**AVAILABLE DATA**

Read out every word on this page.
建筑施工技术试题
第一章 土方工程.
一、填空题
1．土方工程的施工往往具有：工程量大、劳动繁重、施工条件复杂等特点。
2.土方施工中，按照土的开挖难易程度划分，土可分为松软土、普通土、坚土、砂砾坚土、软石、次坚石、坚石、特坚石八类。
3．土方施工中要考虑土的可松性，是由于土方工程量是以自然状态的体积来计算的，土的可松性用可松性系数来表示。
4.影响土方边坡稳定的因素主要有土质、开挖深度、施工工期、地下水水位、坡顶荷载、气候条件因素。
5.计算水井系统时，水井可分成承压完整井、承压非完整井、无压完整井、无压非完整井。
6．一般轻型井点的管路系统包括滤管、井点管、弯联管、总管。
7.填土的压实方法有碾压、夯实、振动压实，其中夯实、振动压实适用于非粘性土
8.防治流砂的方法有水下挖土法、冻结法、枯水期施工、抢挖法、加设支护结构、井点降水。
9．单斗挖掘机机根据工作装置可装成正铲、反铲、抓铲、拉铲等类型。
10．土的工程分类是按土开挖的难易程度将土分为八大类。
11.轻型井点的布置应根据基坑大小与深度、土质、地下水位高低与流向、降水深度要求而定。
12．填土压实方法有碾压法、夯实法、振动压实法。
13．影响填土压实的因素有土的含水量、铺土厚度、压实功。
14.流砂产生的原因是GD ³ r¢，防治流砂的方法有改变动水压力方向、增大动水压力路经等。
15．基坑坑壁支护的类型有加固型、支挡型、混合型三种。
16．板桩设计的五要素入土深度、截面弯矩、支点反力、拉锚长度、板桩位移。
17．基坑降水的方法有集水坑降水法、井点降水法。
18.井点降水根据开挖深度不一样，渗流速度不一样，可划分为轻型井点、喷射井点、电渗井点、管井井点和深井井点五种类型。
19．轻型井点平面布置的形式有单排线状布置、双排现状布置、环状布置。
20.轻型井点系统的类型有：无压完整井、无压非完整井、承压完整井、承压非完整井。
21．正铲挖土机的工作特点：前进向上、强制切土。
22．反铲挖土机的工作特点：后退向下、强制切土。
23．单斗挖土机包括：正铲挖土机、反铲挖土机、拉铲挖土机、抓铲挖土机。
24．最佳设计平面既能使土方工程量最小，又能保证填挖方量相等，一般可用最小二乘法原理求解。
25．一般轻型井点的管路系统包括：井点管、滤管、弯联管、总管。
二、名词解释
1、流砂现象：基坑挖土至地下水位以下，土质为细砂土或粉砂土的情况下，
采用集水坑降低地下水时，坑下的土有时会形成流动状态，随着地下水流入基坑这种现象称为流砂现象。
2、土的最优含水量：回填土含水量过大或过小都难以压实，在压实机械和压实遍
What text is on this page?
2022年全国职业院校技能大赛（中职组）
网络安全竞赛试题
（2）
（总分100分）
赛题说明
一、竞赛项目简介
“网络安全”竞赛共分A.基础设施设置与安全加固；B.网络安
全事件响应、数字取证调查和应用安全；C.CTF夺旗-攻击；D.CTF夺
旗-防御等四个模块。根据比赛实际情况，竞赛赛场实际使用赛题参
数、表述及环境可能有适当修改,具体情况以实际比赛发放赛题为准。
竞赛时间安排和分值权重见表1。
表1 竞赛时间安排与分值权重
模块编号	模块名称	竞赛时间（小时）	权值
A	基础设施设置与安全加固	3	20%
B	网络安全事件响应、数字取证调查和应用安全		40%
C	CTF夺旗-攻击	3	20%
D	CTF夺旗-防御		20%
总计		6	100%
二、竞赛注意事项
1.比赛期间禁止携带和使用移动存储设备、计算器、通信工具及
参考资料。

**REQUIRED TASK**
Extract all of the data shown above without alteration.

**CORRECT OUTPUT**
Read out every word on this page.
建筑施工技术试题
第一章 土方工程.
一、填空题
1．土方工程的施工往往具有：工程量大、劳动繁重、施工条件复杂等特点。
2.土方施工中，按照土的开挖难易程度划分，土可分为松软土、普通土、坚土、砂砾坚土、软石、次坚石、坚石、特坚石八类。
3．土方施工中要考虑土的可松性，是由于土方工程量是以自然状态的体积来计算的，土的可松性用可松性系数来表示。
4.影响土方边坡稳定的因素主要有土质、开挖深度、施工工期、地下水水位、坡顶荷载、气候条件因素。
5.计算水井系统时，水井可分成承压完整井、承压非完整井、无压完整井、无压非完整井。
6．一般轻型井点的管路系统包括滤管、井点管、弯联管、总管。
7.填土的压实方法有碾压、夯实、振动压实，其中夯实、振动压实适用于非粘性土
8.防治流砂的方法有水下挖土法、冻结法、枯水期施工、抢挖法、加设支护结构、井点降水。
9．单斗挖掘机机根据工作装置可装成正铲、反铲、抓铲、拉铲等类型。
10．土的工程分类是按土开挖的难易程度将土分为八大类。
11.轻型井点的布置应根据基坑大小与深度、土质、地下水位高低与流向、降水深度要求而定。
12．填土压实方法有碾压法、夯实法、振动压实法。
13．影响填土压实的因素有土的含水量、铺土厚度、压实功。
14.流砂产生的原因是GD ³ r¢，防治流砂的方法有改变动水压力方向、增大动水压力路经等。
15．基坑坑壁支护的类型有加固型、支挡型、混合型三种。
16．板桩设计的五要素入土深度、截面弯矩、支点反力、拉锚长度、板桩位移。
17．基坑降水的方法有集水坑降水法、井点降水法。
18.井点降水根据开挖深度不一样，渗流速度不一样，可划分为轻型井点、喷射井点、电渗井点、管井井点和深井井点五种类型。
19．轻型井点平面布置的形式有单排线状布置、双排现状布置、环状布置。
20.轻型井点系统的类型有：无压完整井、无压非完整井、承压完整井、承压非完整井。
21．正铲挖土机的工作特点：前进向上、强制切土。
22．反铲挖土机的工作特点：后退向下、强制切土。
23．单斗挖土机包括：正铲挖土机、反铲挖土机、拉铲挖土机、抓铲挖土机。
24．最佳设计平面既能使土方工程量最小，又能保证填挖方量相等，一般可用最小二乘法原理求解。
25．一般轻型井点的管路系统包括：井点管、滤管、弯联管、总管。
二、名词解释
1、流砂现象：基坑挖土至地下水位以下，土质为细砂土或粉砂土的情况下，
采用集水坑降低地下水时，坑下的土有时会形成流动状态，随着地下水流入基坑这种现象称为流砂现象。
2、土的最优含水量：回填土含水量过大或过小都难以压实，在压实机械和压实遍
What text is on this page?
2022年全国职业院校技能大赛（中职组）
网络安全竞赛试题
（2）
（总分100分）
赛题说明
一、竞赛项目简介
“网络安全”竞赛共分A.基础设施设置与安全加固；B.网络安
全事件响应、数字取证调查和应用安全；C.CTF夺旗-攻击；D.CTF夺
旗-防御等四个模块。根据比赛实际情况，竞赛赛场实际使用赛题参
数、表述及环境可能有适当修改,具体情况以实际比赛发放赛题为准。
竞赛时间安排和分值权重见表1。
表1 竞赛时间安排与分值权重
模块编号	模块名称	竞赛时间（小时）	权值
A	基础设施设置与安全加固	3	20%
B	网络安全事件响应、数字取证调查和应用安全		40%
C	CTF夺旗-攻击	3	20%
D	CTF夺旗-防御		20%
总计		6	100%
二、竞赛注意事项
1.比赛期间禁止携带和使用移动存储设备、计算器、通信工具及
参考资料。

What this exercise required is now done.